Everything in the listing should be restated word for word.

Provided data -
## Start

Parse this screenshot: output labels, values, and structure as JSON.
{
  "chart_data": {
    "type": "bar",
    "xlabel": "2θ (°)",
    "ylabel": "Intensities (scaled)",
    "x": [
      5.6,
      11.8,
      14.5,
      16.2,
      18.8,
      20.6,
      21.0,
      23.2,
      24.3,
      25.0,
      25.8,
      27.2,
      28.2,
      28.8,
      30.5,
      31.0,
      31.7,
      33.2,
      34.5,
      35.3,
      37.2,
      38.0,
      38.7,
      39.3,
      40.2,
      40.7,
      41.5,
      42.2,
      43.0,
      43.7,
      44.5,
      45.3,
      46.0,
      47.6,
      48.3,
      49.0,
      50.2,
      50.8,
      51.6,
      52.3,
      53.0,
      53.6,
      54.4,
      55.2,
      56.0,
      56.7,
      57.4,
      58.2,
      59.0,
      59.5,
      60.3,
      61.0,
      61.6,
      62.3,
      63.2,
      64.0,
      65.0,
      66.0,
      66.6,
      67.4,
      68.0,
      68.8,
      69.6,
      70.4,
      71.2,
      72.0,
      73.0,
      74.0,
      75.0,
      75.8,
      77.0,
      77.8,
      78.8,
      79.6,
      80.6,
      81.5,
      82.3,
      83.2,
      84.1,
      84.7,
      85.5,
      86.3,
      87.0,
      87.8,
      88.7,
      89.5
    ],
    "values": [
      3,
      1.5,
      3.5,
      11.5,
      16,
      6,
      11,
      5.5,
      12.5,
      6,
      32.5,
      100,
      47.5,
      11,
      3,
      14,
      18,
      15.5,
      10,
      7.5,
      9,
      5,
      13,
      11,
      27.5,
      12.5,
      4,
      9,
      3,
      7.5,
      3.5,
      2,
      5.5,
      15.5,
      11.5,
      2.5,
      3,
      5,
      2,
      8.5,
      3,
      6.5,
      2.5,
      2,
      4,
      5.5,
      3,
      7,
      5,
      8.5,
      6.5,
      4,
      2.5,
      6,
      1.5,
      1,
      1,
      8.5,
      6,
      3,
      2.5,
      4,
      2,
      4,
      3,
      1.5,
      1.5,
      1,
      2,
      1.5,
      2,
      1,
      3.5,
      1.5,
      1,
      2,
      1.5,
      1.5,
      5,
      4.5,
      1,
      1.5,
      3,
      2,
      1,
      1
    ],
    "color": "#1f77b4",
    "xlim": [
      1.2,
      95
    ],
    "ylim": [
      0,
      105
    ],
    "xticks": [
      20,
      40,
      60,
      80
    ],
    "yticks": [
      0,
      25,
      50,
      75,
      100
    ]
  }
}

## End

The reply -
Parse this screenshot: output labels, values, and structure as JSON.
{
  "chart_data": {
    "type": "bar",
    "xlabel": "2θ (°)",
    "ylabel": "Intensities (scaled)",
    "x": [
      5.6,
      11.8,
      14.5,
      16.2,
      18.8,
      20.6,
      21.0,
      23.2,
      24.3,
      25.0,
      25.8,
      27.2,
      28.2,
      28.8,
      30.5,
      31.0,
      31.7,
      33.2,
      34.5,
      35.3,
      37.2,
      38.0,
      38.7,
      39.3,
      40.2,
      40.7,
      41.5,
      42.2,
      43.0,
      43.7,
      44.5,
      45.3,
      46.0,
      47.6,
      48.3,
      49.0,
      50.2,
      50.8,
      51.6,
      52.3,
      53.0,
      53.6,
      54.4,
      55.2,
      56.0,
      56.7,
      57.4,
      58.2,
      59.0,
      59.5,
      60.3,
      61.0,
      61.6,
      62.3,
      63.2,
      64.0,
      65.0,
      66.0,
      66.6,
      67.4,
      68.0,
      68.8,
      69.6,
      70.4,
      71.2,
      72.0,
      73.0,
      74.0,
      75.0,
      75.8,
      77.0,
      77.8,
      78.8,
      79.6,
      80.6,
      81.5,
      82.3,
      83.2,
      84.1,
      84.7,
      85.5,
      86.3,
      87.0,
      87.8,
      88.7,
      89.5
    ],
    "values": [
      3,
      1.5,
      3.5,
      11.5,
      16,
      6,
      11,
      5.5,
      12.5,
      6,
      32.5,
      100,
      47.5,
      11,
      3,
      14,
      18,
      15.5,
      10,
      7.5,
      9,
      5,
      13,
      11,
      27.5,
      12.5,
      4,
      9,
      3,
      7.5,
      3.5,
      2,
      5.5,
      15.5,
      11.5,
      2.5,
      3,
      5,
      2,
      8.5,
      3,
      6.5,
      2.5,
      2,
      4,
      5.5,
      3,
      7,
      5,
      8.5,
      6.5,
      4,
      2.5,
      6,
      1.5,
      1,
      1,
      8.5,
      6,
      3,
      2.5,
      4,
      2,
      4,
      3,
      1.5,
      1.5,
      1,
      2,
      1.5,
      2,
      1,
      3.5,
      1.5,
      1,
      2,
      1.5,
      1.5,
      5,
      4.5,
      1,
      1.5,
      3,
      2,
      1,
      1
    ],
    "color": "#1f77b4",
    "xlim": [
      1.2,
      95
    ],
    "ylim": [
      0,
      105
    ],
    "xticks": [
      20,
      40,
      60,
      80
    ],
    "yticks": [
      0,
      25,
      50,
      75,
      100
    ]
  }
}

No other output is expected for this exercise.